◆ **Dataset entries**
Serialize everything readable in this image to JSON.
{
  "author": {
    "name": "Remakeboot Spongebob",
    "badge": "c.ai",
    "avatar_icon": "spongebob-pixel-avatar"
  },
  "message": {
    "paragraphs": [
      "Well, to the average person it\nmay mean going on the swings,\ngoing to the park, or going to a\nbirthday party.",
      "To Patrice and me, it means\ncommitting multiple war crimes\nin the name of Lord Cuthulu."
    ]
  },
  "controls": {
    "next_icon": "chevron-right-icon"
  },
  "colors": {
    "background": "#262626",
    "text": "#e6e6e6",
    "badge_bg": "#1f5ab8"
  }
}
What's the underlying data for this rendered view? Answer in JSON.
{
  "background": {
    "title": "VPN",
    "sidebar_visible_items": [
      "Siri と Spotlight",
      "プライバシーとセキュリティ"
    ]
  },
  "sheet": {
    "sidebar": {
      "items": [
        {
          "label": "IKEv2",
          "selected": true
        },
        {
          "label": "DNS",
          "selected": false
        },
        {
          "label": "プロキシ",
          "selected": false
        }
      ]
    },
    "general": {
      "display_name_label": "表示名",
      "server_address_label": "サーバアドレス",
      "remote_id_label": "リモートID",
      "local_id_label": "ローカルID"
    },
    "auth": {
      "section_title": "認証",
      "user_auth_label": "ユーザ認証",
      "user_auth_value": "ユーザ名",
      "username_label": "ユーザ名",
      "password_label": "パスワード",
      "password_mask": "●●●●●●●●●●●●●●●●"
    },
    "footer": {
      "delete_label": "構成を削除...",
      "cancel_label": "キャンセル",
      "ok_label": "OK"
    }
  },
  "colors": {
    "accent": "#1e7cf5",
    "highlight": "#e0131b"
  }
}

◆ **YOUR INSTRUCTIONS**
Print the material verbatim, all of it.

◆ **ANSWER TO THIS TASK**
Serialize everything readable in this image to JSON.
{
  "author": {
    "name": "Remakeboot Spongebob",
    "badge": "c.ai",
    "avatar_icon": "spongebob-pixel-avatar"
  },
  "message": {
    "paragraphs": [
      "Well, to the average person it\nmay mean going on the swings,\ngoing to the park, or going to a\nbirthday party.",
      "To Patrice and me, it means\ncommitting multiple war crimes\nin the name of Lord Cuthulu."
    ]
  },
  "controls": {
    "next_icon": "chevron-right-icon"
  },
  "colors": {
    "background": "#262626",
    "text": "#e6e6e6",
    "badge_bg": "#1f5ab8"
  }
}
What's the underlying data for this rendered view? Answer in JSON.
{
  "background": {
    "title": "VPN",
    "sidebar_visible_items": [
      "Siri と Spotlight",
      "プライバシーとセキュリティ"
    ]
  },
  "sheet": {
    "sidebar": {
      "items": [
        {
          "label": "IKEv2",
          "selected": true
        },
        {
          "label": "DNS",
          "selected": false
        },
        {
          "label": "プロキシ",
          "selected": false
        }
      ]
    },
    "general": {
      "display_name_label": "表示名",
      "server_address_label": "サーバアドレス",
      "remote_id_label": "リモートID",
      "local_id_label": "ローカルID"
    },
    "auth": {
      "section_title": "認証",
      "user_auth_label": "ユーザ認証",
      "user_auth_value": "ユーザ名",
      "username_label": "ユーザ名",
      "password_label": "パスワード",
      "password_mask": "●●●●●●●●●●●●●●●●"
    },
    "footer": {
      "delete_label": "構成を削除...",
      "cancel_label": "キャンセル",
      "ok_label": "OK"
    }
  },
  "colors": {
    "accent": "#1e7cf5",
    "highlight": "#e0131b"
  }
}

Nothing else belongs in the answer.